• **Рабочее задание 1**
Что, согласно исходному тексту со стихотворениями Лермонтова, «явилась в наш предел»?
• **Рабочее задание 2**
Продолжите исходный текст со стихотворениями Лермонтова, начав сразу после фразы «Из-за этого поднялась тревога, и лекции прекращены».

• **Исходный текст**
════════
Не упадет слеза ее одна!

Ни друг, ни брат прощальными устами

Не поцелуют здесь моих ланит,

И сожаленью чуждыми руками

В сырую землю буду я зарыт.

Мой дух утонет в бездне бесконечной!..

Но ты… О! пожалей о мне, краса моя!

Никто не мог тебя любить, как я,

Так пламенно и так чистосердечно.

1830 г., октября 9. Москва.

[Лермонтов. Акад, изд., т. I, стр. 158]

* * *

1.

Чума явилась в наш предел.

Хоть страхом сердце стеснено,

Из миллиона мертвых тел

Мне будет дорого одно.

Его земле не отдадут,

И крест его не осенит,

И пламень, где его сожгут,

Навек мне сердце охладит.

2.

Никто не прикоснется к ней,

Чтоб облегчить последний миг.

 Уста волшебницы очей

Не приманит к себе других.

Лобзая их, я б был счастлив,

Когда б в себя яд смерти впил,

Затем, что, сладость их испив,

Я деву некогда забыл.

1830 г.

[Лермонтов. Акад, изд., т. I, стр. 151–152]

* * *

Нет, графиня, пяти студентов университета не умирало. Умер всего один жертвою своей невоздержности, пьянства и разврата. Из-за этого поднялась тревога, и лекции прекращены.
════════
Данные анализа разметки документов
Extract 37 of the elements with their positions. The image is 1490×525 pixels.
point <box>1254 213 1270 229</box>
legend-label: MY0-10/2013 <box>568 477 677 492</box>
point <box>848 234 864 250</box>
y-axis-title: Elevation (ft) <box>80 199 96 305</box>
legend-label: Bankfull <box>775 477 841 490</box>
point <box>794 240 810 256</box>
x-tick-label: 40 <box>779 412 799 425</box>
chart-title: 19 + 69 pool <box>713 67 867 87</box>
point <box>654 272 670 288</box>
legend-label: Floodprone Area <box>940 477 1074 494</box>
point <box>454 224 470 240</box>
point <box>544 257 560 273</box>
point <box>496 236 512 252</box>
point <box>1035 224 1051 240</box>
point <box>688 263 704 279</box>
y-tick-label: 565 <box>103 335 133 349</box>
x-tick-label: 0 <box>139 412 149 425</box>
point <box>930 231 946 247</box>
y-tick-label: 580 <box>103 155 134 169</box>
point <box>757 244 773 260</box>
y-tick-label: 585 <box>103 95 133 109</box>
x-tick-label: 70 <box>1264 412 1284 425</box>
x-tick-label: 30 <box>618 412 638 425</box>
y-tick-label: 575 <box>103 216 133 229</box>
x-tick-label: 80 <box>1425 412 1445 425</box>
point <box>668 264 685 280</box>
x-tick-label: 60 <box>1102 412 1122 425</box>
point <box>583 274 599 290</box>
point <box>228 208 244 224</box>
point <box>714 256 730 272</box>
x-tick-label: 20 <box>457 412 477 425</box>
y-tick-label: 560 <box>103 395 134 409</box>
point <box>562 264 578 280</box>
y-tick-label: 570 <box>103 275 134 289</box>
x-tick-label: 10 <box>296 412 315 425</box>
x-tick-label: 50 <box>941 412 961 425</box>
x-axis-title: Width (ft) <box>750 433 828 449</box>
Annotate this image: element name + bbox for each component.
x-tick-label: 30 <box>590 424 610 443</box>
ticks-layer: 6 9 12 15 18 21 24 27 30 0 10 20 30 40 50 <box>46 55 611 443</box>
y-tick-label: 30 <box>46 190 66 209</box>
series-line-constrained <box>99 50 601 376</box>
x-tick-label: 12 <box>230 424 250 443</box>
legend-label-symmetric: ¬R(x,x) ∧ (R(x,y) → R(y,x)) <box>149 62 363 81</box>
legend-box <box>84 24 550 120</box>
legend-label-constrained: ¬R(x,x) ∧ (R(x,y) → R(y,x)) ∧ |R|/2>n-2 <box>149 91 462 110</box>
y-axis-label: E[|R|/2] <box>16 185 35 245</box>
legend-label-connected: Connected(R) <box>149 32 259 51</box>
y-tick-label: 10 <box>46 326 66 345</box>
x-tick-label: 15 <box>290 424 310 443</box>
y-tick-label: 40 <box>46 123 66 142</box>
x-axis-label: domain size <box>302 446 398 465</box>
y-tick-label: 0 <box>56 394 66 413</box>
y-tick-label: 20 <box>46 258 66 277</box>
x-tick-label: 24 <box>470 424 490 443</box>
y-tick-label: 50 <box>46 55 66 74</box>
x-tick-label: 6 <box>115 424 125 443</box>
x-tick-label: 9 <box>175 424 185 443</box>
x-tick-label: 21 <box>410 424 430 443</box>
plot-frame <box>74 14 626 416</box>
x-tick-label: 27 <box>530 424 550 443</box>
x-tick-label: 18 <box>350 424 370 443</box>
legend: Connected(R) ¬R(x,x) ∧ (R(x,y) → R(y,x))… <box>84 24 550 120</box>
════════
• **Результат упражнения 1**
Чума.

• **Результат упражнения 2**
[Из письма Кристина к граф. С. А. Бобринской. «Русский Архив», 1884 г., кн. 3, стр. 142]

* * *

Если у вас целы все «Ведомости», попробуйте подвести итог, что не совсем легко, благодаря их путанице. Во всяком случае насчитается от четырех до пятисот умерших; из них, может быть, только десятая часть померли от холеры, остальные внесены для умножения числа. К концу наберутся тысячи, потому что непременно нужно показать усердие.

[Из письма Кристина к граф. С. А. Бобринской, «Русский Архив», 1884 г., кн. 3, стр. 143]

* * *

Арсеньева получила известие о погибели брата своего, Николая Алексеевича Столыпина, растерзанного в Севастополе рассвирепевшею толпой, собственно толпою женщин.

[Висковатый, стр. 115–116]

* * *

Скоро, однако ж, москвичи соскучились, попривыкли к холере и мало-помалу начали убеждаться, что она незаразительна, что от нее еще скорее можно умереть, сидя в комнате и беспрестанно о ней думая, нежели выходя и развлекаясь, и Москва опять высыпала на улицы и зашумела.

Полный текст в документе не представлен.